* _Stated goal_
Copy, from the entries below, each line in which the string "name" appears.

* _Excerpt from a dataset_
* * * *
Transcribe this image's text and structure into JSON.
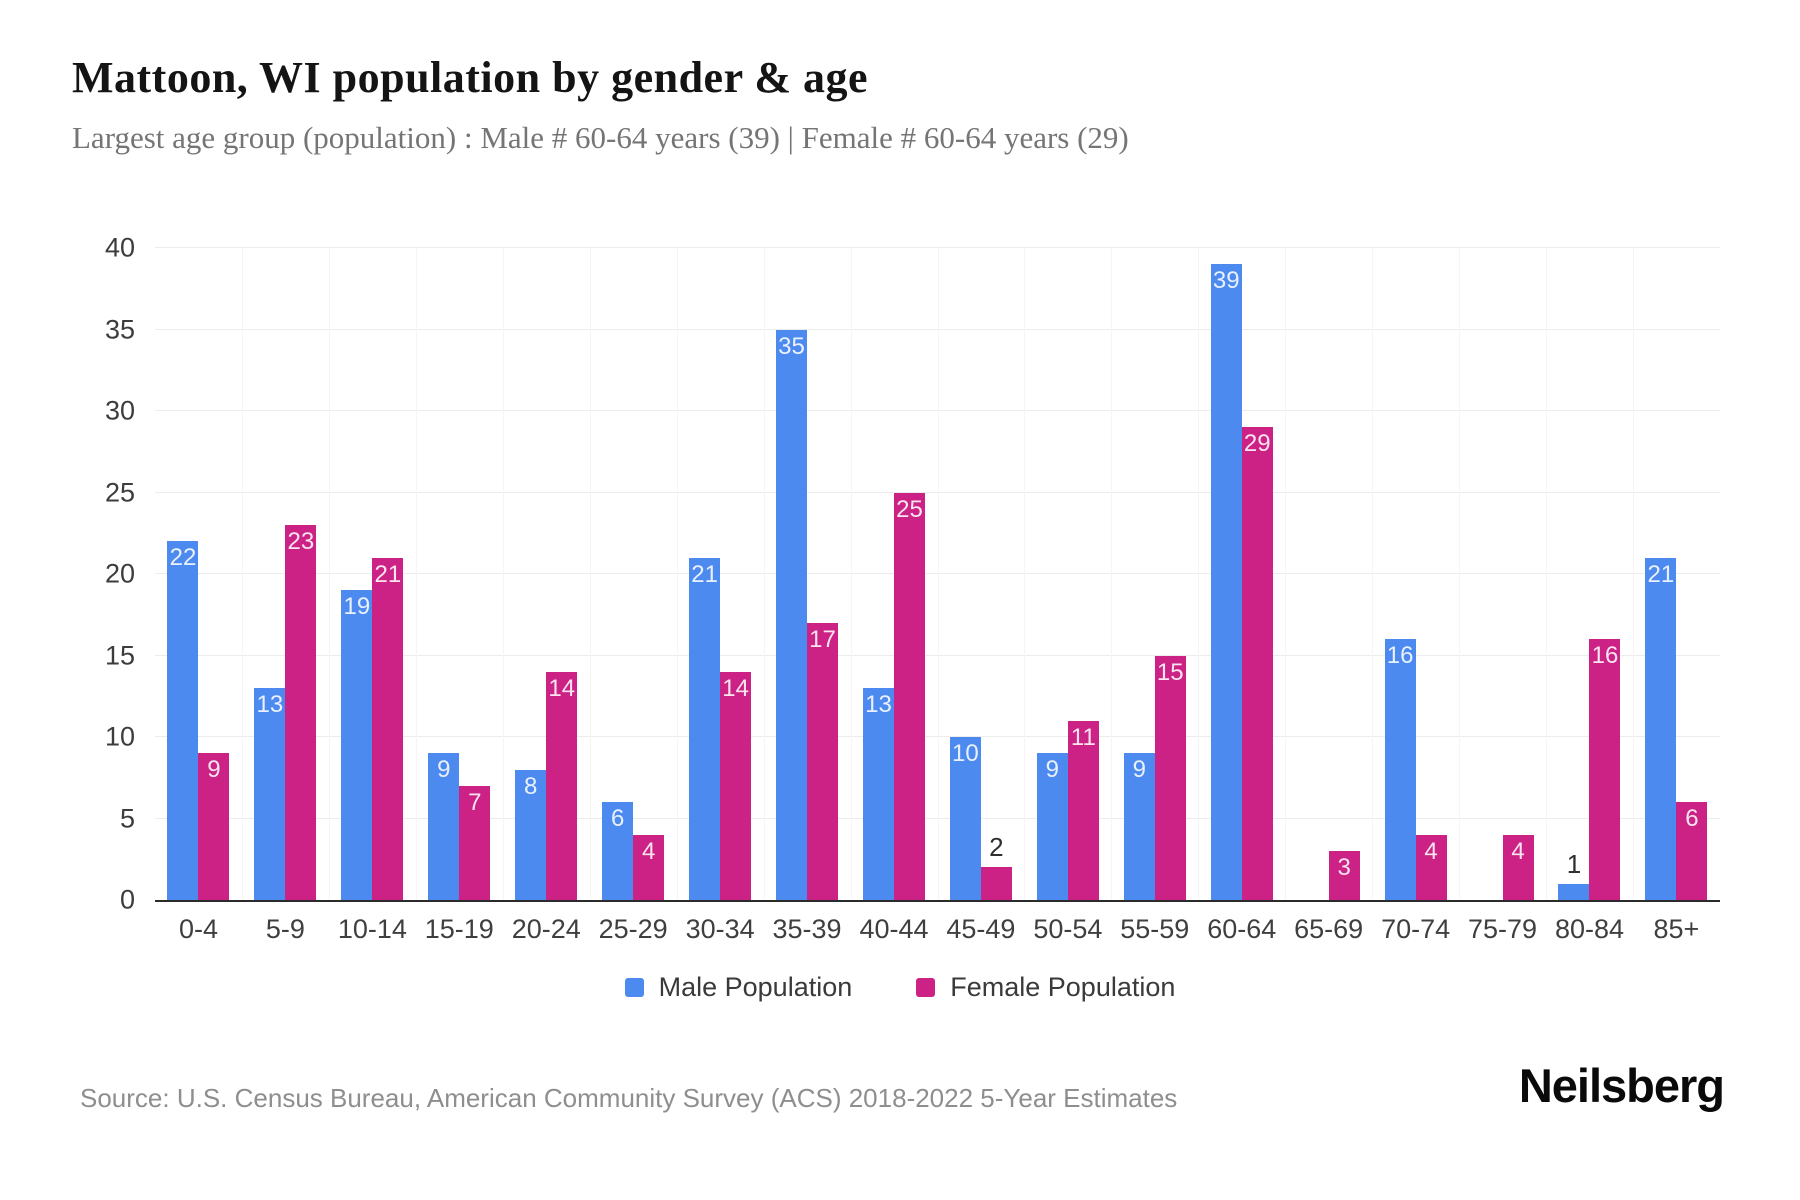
{
  "header": {
    "title": "Mattoon, WI population by gender & age",
    "subtitle": "Largest age group (population) : Male # 60-64 years (39) | Female # 60-64 years (29)"
  },
  "chart_data": {
    "type": "bar",
    "title": "Mattoon, WI population by gender & age",
    "categories": [
      "0-4",
      "5-9",
      "10-14",
      "15-19",
      "20-24",
      "25-29",
      "30-34",
      "35-39",
      "40-44",
      "45-49",
      "50-54",
      "55-59",
      "60-64",
      "65-69",
      "70-74",
      "75-79",
      "80-84",
      "85+"
    ],
    "series": [
      {
        "name": "Male Population",
        "color": "#4d8af0",
        "values": [
          22,
          13,
          19,
          9,
          8,
          6,
          21,
          35,
          13,
          10,
          9,
          9,
          39,
          0,
          16,
          0,
          1,
          21
        ]
      },
      {
        "name": "Female Population",
        "color": "#cc2285",
        "values": [
          9,
          23,
          21,
          7,
          14,
          4,
          14,
          17,
          25,
          2,
          11,
          15,
          29,
          3,
          4,
          4,
          16,
          6
        ]
      }
    ],
    "xlabel": "",
    "ylabel": "",
    "ylim": [
      0,
      40
    ],
    "yticks": [
      0,
      5,
      10,
      15,
      20,
      25,
      30,
      35,
      40
    ],
    "grid": true,
    "legend_position": "bottom"
  },
  "legend": {
    "male_label": "Male Population",
    "female_label": "Female Population"
  },
  "footer": {
    "source": "Source: U.S. Census Bureau, American Community Survey (ACS) 2018-2022 5-Year Estimates",
    "brand": "Neilsberg"
  },
  "colors": {
    "male": "#4d8af0",
    "female": "#cc2285",
    "gridline": "#ececec",
    "axis": "#2b2b2b"
  }
}
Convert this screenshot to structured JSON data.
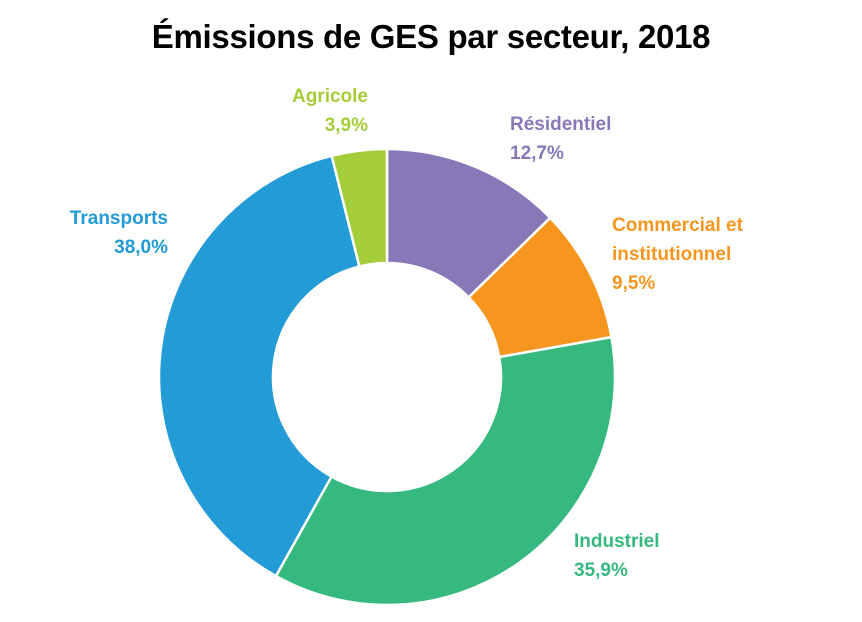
{
  "chart_data": {
    "type": "pie",
    "donut": true,
    "title": "Émissions de GES par secteur, 2018",
    "categories": [
      "Résidentiel",
      "Commercial et institutionnel",
      "Industriel",
      "Transports",
      "Agricole"
    ],
    "values": [
      12.7,
      9.5,
      35.9,
      38.0,
      3.9
    ],
    "value_labels": [
      "12,7%",
      "9,5%",
      "35,9%",
      "38,0%",
      "3,9%"
    ],
    "unit": "%",
    "colors": [
      "#8878b8",
      "#f7961e",
      "#36b97e",
      "#229bd6",
      "#a5cd3a"
    ],
    "legend": "none"
  }
}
* * * *
* _Solution to the problem_
        "name": "Male Population",
        "name": "Female Population",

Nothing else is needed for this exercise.